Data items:
+--

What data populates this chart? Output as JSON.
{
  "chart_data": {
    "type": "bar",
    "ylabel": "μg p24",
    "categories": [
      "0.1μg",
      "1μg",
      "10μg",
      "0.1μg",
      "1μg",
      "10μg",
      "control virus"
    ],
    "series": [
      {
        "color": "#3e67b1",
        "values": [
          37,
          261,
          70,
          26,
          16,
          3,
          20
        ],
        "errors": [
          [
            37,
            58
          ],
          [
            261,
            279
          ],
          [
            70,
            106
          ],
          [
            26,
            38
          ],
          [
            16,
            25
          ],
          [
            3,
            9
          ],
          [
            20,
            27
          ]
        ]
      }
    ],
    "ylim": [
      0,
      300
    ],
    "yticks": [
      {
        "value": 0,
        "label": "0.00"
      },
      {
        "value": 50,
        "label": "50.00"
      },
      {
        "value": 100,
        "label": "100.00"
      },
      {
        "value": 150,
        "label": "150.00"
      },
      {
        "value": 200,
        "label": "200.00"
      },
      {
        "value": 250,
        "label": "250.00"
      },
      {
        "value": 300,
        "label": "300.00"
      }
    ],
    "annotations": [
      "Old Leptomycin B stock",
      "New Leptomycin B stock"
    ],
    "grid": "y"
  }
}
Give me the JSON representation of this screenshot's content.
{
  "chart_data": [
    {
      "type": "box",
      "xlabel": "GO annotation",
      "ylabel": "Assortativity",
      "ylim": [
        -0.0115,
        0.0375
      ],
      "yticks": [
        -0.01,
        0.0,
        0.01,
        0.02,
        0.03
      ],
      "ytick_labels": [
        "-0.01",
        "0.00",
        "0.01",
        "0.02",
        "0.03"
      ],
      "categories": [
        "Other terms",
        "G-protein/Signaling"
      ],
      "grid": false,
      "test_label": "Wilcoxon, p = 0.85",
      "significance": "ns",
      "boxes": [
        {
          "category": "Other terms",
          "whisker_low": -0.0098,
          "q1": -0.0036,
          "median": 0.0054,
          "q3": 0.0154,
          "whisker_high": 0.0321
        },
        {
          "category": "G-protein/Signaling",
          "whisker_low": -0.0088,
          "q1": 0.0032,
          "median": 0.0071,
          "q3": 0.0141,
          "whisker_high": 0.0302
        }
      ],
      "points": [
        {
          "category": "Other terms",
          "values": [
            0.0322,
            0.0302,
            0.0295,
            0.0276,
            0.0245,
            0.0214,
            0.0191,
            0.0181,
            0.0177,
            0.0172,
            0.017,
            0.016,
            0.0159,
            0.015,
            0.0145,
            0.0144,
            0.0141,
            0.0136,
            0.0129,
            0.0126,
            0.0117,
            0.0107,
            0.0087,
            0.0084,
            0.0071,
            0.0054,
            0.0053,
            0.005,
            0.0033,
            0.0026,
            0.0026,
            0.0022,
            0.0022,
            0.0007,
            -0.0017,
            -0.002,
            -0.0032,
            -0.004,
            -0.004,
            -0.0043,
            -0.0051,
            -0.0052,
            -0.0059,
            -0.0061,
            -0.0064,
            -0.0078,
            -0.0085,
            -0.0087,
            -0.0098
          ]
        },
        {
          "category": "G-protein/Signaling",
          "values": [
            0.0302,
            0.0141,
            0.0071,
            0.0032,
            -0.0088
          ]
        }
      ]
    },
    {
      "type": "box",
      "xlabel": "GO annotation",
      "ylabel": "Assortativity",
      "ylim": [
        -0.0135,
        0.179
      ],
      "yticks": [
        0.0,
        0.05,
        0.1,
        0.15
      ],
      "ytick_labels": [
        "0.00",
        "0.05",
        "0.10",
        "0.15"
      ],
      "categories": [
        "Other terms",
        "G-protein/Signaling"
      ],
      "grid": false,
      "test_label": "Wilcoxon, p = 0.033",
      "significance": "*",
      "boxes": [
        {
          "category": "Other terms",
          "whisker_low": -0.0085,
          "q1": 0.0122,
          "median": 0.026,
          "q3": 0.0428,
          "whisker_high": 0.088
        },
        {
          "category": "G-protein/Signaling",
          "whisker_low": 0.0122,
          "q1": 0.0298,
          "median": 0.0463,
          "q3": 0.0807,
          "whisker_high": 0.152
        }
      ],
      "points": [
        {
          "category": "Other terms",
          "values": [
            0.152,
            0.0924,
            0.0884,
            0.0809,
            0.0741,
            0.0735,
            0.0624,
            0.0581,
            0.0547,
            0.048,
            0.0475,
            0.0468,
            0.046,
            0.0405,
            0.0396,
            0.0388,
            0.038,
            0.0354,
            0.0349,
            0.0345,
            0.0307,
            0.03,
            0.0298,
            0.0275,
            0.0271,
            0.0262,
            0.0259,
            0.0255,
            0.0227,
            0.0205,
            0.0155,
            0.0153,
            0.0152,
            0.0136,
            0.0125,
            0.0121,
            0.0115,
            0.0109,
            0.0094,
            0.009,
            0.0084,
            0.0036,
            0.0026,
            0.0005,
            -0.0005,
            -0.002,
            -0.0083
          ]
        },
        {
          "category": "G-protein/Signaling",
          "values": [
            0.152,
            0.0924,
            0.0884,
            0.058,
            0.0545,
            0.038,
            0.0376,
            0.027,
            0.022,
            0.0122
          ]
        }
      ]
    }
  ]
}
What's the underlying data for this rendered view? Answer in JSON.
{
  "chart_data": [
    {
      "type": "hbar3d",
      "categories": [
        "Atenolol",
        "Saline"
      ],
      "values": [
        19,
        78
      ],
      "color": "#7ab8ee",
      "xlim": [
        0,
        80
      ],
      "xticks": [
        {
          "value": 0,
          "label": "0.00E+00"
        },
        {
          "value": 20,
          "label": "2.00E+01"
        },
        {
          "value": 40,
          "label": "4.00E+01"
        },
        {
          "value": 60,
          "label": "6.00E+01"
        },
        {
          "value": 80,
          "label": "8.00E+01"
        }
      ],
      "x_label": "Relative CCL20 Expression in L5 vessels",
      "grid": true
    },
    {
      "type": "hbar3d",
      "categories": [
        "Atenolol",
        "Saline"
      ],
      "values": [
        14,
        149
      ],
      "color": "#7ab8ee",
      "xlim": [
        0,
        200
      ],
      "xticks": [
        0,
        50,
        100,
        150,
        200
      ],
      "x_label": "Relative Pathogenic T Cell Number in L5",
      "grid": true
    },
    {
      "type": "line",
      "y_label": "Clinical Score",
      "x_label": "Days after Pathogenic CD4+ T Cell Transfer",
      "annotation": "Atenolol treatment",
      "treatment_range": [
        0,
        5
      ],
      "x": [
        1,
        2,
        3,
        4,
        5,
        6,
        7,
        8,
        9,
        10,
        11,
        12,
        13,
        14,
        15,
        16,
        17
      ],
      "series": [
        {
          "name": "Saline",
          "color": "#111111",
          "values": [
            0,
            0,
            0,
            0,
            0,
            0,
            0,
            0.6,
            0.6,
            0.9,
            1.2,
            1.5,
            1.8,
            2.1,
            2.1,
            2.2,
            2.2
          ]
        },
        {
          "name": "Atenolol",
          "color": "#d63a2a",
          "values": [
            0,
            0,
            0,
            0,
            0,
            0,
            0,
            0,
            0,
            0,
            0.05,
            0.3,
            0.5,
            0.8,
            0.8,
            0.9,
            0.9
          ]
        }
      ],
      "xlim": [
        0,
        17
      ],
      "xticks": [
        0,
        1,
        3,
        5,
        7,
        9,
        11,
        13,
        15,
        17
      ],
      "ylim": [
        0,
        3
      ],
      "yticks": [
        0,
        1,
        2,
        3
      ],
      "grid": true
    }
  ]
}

+--

ASSIGNED TASK: Nothing is to be altered; retype each entry exactly.

RESPONSE FOR THIS EXERCISE:
What data populates this chart? Output as JSON.
{
  "chart_data": {
    "type": "bar",
    "ylabel": "μg p24",
    "categories": [
      "0.1μg",
      "1μg",
      "10μg",
      "0.1μg",
      "1μg",
      "10μg",
      "control virus"
    ],
    "series": [
      {
        "color": "#3e67b1",
        "values": [
          37,
          261,
          70,
          26,
          16,
          3,
          20
        ],
        "errors": [
          [
            37,
            58
          ],
          [
            261,
            279
          ],
          [
            70,
            106
          ],
          [
            26,
            38
          ],
          [
            16,
            25
          ],
          [
            3,
            9
          ],
          [
            20,
            27
          ]
        ]
      }
    ],
    "ylim": [
      0,
      300
    ],
    "yticks": [
      {
        "value": 0,
        "label": "0.00"
      },
      {
        "value": 50,
        "label": "50.00"
      },
      {
        "value": 100,
        "label": "100.00"
      },
      {
        "value": 150,
        "label": "150.00"
      },
      {
        "value": 200,
        "label": "200.00"
      },
      {
        "value": 250,
        "label": "250.00"
      },
      {
        "value": 300,
        "label": "300.00"
      }
    ],
    "annotations": [
      "Old Leptomycin B stock",
      "New Leptomycin B stock"
    ],
    "grid": "y"
  }
}
Give me the JSON representation of this screenshot's content.
{
  "chart_data": [
    {
      "type": "box",
      "xlabel": "GO annotation",
      "ylabel": "Assortativity",
      "ylim": [
        -0.0115,
        0.0375
      ],
      "yticks": [
        -0.01,
        0.0,
        0.01,
        0.02,
        0.03
      ],
      "ytick_labels": [
        "-0.01",
        "0.00",
        "0.01",
        "0.02",
        "0.03"
      ],
      "categories": [
        "Other terms",
        "G-protein/Signaling"
      ],
      "grid": false,
      "test_label": "Wilcoxon, p = 0.85",
      "significance": "ns",
      "boxes": [
        {
          "category": "Other terms",
          "whisker_low": -0.0098,
          "q1": -0.0036,
          "median": 0.0054,
          "q3": 0.0154,
          "whisker_high": 0.0321
        },
        {
          "category": "G-protein/Signaling",
          "whisker_low": -0.0088,
          "q1": 0.0032,
          "median": 0.0071,
          "q3": 0.0141,
          "whisker_high": 0.0302
        }
      ],
      "points": [
        {
          "category": "Other terms",
          "values": [
            0.0322,
            0.0302,
            0.0295,
            0.0276,
            0.0245,
            0.0214,
            0.0191,
            0.0181,
            0.0177,
            0.0172,
            0.017,
            0.016,
            0.0159,
            0.015,
            0.0145,
            0.0144,
            0.0141,
            0.0136,
            0.0129,
            0.0126,
            0.0117,
            0.0107,
            0.0087,
            0.0084,
            0.0071,
            0.0054,
            0.0053,
            0.005,
            0.0033,
            0.0026,
            0.0026,
            0.0022,
            0.0022,
            0.0007,
            -0.0017,
            -0.002,
            -0.0032,
            -0.004,
            -0.004,
            -0.0043,
            -0.0051,
            -0.0052,
            -0.0059,
            -0.0061,
            -0.0064,
            -0.0078,
            -0.0085,
            -0.0087,
            -0.0098
          ]
        },
        {
          "category": "G-protein/Signaling",
          "values": [
            0.0302,
            0.0141,
            0.0071,
            0.0032,
            -0.0088
          ]
        }
      ]
    },
    {
      "type": "box",
      "xlabel": "GO annotation",
      "ylabel": "Assortativity",
      "ylim": [
        -0.0135,
        0.179
      ],
      "yticks": [
        0.0,
        0.05,
        0.1,
        0.15
      ],
      "ytick_labels": [
        "0.00",
        "0.05",
        "0.10",
        "0.15"
      ],
      "categories": [
        "Other terms",
        "G-protein/Signaling"
      ],
      "grid": false,
      "test_label": "Wilcoxon, p = 0.033",
      "significance": "*",
      "boxes": [
        {
          "category": "Other terms",
          "whisker_low": -0.0085,
          "q1": 0.0122,
          "median": 0.026,
          "q3": 0.0428,
          "whisker_high": 0.088
        },
        {
          "category": "G-protein/Signaling",
          "whisker_low": 0.0122,
          "q1": 0.0298,
          "median": 0.0463,
          "q3": 0.0807,
          "whisker_high": 0.152
        }
      ],
      "points": [
        {
          "category": "Other terms",
          "values": [
            0.152,
            0.0924,
            0.0884,
            0.0809,
            0.0741,
            0.0735,
            0.0624,
            0.0581,
            0.0547,
            0.048,
            0.0475,
            0.0468,
            0.046,
            0.0405,
            0.0396,
            0.0388,
            0.038,
            0.0354,
            0.0349,
            0.0345,
            0.0307,
            0.03,
            0.0298,
            0.0275,
            0.0271,
            0.0262,
            0.0259,
            0.0255,
            0.0227,
            0.0205,
            0.0155,
            0.0153,
            0.0152,
            0.0136,
            0.0125,
            0.0121,
            0.0115,
            0.0109,
            0.0094,
            0.009,
            0.0084,
            0.0036,
            0.0026,
            0.0005,
            -0.0005,
            -0.002,
            -0.0083
          ]
        },
        {
          "category": "G-protein/Signaling",
          "values": [
            0.152,
            0.0924,
            0.0884,
            0.058,
            0.0545,
            0.038,
            0.0376,
            0.027,
            0.022,
            0.0122
          ]
        }
      ]
    }
  ]
}
What's the underlying data for this rendered view? Answer in JSON.
{
  "chart_data": [
    {
      "type": "hbar3d",
      "categories": [
        "Atenolol",
        "Saline"
      ],
      "values": [
        19,
        78
      ],
      "color": "#7ab8ee",
      "xlim": [
        0,
        80
      ],
      "xticks": [
        {
          "value": 0,
          "label": "0.00E+00"
        },
        {
          "value": 20,
          "label": "2.00E+01"
        },
        {
          "value": 40,
          "label": "4.00E+01"
        },
        {
          "value": 60,
          "label": "6.00E+01"
        },
        {
          "value": 80,
          "label": "8.00E+01"
        }
      ],
      "x_label": "Relative CCL20 Expression in L5 vessels",
      "grid": true
    },
    {
      "type": "hbar3d",
      "categories": [
        "Atenolol",
        "Saline"
      ],
      "values": [
        14,
        149
      ],
      "color": "#7ab8ee",
      "xlim": [
        0,
        200
      ],
      "xticks": [
        0,
        50,
        100,
        150,
        200
      ],
      "x_label": "Relative Pathogenic T Cell Number in L5",
      "grid": true
    },
    {
      "type": "line",
      "y_label": "Clinical Score",
      "x_label": "Days after Pathogenic CD4+ T Cell Transfer",
      "annotation": "Atenolol treatment",
      "treatment_range": [
        0,
        5
      ],
      "x": [
        1,
        2,
        3,
        4,
        5,
        6,
        7,
        8,
        9,
        10,
        11,
        12,
        13,
        14,
        15,
        16,
        17
      ],
      "series": [
        {
          "name": "Saline",
          "color": "#111111",
          "values": [
            0,
            0,
            0,
            0,
            0,
            0,
            0,
            0.6,
            0.6,
            0.9,
            1.2,
            1.5,
            1.8,
            2.1,
            2.1,
            2.2,
            2.2
          ]
        },
        {
          "name": "Atenolol",
          "color": "#d63a2a",
          "values": [
            0,
            0,
            0,
            0,
            0,
            0,
            0,
            0,
            0,
            0,
            0.05,
            0.3,
            0.5,
            0.8,
            0.8,
            0.9,
            0.9
          ]
        }
      ],
      "xlim": [
        0,
        17
      ],
      "xticks": [
        0,
        1,
        3,
        5,
        7,
        9,
        11,
        13,
        15,
        17
      ],
      "ylim": [
        0,
        3
      ],
      "yticks": [
        0,
        1,
        2,
        3
      ],
      "grid": true
    }
  ]
}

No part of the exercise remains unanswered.